Supplied records
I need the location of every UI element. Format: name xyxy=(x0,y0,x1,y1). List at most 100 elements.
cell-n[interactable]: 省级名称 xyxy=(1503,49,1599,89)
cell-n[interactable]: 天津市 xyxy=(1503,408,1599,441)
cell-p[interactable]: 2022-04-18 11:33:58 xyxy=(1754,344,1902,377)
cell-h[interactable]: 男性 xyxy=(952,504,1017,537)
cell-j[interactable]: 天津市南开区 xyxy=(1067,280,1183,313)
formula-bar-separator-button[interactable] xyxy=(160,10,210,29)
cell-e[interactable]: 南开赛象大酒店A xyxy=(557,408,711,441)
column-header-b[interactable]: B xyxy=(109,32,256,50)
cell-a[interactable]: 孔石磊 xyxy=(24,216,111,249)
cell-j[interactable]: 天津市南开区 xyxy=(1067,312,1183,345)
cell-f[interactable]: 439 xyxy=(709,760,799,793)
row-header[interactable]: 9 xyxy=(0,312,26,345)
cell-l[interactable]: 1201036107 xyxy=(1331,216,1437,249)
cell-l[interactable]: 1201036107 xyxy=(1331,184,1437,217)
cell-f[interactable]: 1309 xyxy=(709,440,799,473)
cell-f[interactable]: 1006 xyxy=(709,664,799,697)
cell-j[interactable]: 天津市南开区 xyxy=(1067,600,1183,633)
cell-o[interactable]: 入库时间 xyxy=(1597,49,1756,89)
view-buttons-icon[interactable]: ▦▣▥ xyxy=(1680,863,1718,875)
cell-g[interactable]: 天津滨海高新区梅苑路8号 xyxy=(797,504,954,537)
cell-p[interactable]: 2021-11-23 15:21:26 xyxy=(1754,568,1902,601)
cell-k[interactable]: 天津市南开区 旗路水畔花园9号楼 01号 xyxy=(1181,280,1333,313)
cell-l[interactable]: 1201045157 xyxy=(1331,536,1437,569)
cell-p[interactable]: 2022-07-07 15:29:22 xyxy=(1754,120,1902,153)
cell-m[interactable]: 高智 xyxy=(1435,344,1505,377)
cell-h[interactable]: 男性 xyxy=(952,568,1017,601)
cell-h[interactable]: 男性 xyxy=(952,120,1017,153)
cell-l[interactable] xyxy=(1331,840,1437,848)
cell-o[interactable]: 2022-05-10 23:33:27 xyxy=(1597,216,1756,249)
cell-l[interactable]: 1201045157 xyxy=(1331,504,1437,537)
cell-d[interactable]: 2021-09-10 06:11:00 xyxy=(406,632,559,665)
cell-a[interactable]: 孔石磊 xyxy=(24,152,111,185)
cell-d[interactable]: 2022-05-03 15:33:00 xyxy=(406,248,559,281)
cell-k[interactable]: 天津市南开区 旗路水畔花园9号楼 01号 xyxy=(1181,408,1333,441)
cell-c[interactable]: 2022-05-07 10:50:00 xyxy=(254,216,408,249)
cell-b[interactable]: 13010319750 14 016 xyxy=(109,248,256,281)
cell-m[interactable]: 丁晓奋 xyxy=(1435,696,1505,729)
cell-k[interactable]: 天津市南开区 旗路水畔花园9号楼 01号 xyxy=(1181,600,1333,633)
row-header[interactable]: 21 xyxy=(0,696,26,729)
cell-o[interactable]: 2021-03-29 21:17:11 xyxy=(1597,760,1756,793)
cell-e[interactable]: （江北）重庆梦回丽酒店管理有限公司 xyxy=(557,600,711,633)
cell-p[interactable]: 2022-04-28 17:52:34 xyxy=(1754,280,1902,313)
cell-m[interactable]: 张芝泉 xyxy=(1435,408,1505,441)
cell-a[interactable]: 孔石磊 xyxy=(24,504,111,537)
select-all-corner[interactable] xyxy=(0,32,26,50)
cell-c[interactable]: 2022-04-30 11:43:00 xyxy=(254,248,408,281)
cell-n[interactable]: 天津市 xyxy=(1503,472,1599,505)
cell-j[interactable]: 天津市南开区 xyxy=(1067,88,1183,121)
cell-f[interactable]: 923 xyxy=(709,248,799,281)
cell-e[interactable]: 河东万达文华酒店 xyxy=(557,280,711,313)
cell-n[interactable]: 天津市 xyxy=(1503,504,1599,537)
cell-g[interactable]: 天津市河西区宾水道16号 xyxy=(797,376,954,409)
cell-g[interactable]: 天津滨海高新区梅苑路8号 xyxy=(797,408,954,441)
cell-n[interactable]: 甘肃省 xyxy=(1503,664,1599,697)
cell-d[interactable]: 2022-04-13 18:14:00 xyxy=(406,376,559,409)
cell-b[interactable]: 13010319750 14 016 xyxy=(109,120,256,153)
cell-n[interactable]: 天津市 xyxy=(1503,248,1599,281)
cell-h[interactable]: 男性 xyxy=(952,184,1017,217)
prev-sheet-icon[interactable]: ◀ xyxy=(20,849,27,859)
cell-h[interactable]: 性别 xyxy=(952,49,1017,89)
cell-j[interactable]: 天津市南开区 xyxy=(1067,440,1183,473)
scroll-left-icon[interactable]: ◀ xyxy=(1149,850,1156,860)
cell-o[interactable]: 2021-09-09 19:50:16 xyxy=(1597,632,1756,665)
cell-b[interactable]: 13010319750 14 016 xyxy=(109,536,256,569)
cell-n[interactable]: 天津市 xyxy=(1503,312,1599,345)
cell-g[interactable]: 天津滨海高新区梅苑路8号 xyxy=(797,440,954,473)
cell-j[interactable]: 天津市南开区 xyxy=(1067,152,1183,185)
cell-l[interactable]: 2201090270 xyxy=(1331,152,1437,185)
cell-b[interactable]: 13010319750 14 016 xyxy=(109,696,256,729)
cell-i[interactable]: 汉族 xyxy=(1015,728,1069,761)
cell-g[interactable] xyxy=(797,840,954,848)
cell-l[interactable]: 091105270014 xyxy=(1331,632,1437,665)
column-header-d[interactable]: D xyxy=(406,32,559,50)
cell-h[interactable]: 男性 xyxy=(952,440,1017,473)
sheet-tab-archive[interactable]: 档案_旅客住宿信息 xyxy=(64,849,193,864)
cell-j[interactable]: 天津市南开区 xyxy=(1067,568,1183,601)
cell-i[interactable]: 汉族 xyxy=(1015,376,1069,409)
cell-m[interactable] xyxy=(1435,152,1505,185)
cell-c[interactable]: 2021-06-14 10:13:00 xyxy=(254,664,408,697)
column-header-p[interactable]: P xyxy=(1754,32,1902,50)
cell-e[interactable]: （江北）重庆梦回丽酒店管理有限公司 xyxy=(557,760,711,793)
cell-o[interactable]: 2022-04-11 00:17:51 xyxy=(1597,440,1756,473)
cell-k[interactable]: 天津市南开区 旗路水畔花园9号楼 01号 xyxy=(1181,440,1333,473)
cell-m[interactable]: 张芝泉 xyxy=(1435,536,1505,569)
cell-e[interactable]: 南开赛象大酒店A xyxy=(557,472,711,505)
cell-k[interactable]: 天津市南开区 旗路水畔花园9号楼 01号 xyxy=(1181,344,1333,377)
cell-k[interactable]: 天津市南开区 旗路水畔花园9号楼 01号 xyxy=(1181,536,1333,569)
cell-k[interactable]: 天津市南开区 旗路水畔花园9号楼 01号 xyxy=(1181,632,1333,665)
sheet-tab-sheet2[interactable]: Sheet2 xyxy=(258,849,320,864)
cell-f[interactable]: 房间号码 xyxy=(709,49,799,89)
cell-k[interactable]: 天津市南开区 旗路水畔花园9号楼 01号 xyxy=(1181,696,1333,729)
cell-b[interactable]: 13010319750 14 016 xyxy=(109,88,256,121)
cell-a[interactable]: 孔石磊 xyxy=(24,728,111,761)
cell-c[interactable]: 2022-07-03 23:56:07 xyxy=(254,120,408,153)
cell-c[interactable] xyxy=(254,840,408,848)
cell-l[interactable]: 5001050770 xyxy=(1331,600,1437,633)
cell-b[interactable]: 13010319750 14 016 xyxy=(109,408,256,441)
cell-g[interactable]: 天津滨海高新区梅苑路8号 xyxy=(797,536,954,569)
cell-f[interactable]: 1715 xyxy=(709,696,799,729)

Description of the task
From the records above, pick out every line that contains the string "sheet". Case counts.

Solution for this problem
prev-sheet-icon[interactable]: ◀ xyxy=(20,849,27,859)
sheet-tab-archive[interactable]: 档案_旅客住宿信息 xyxy=(64,849,193,864)
sheet-tab-sheet2[interactable]: Sheet2 xyxy=(258,849,320,864)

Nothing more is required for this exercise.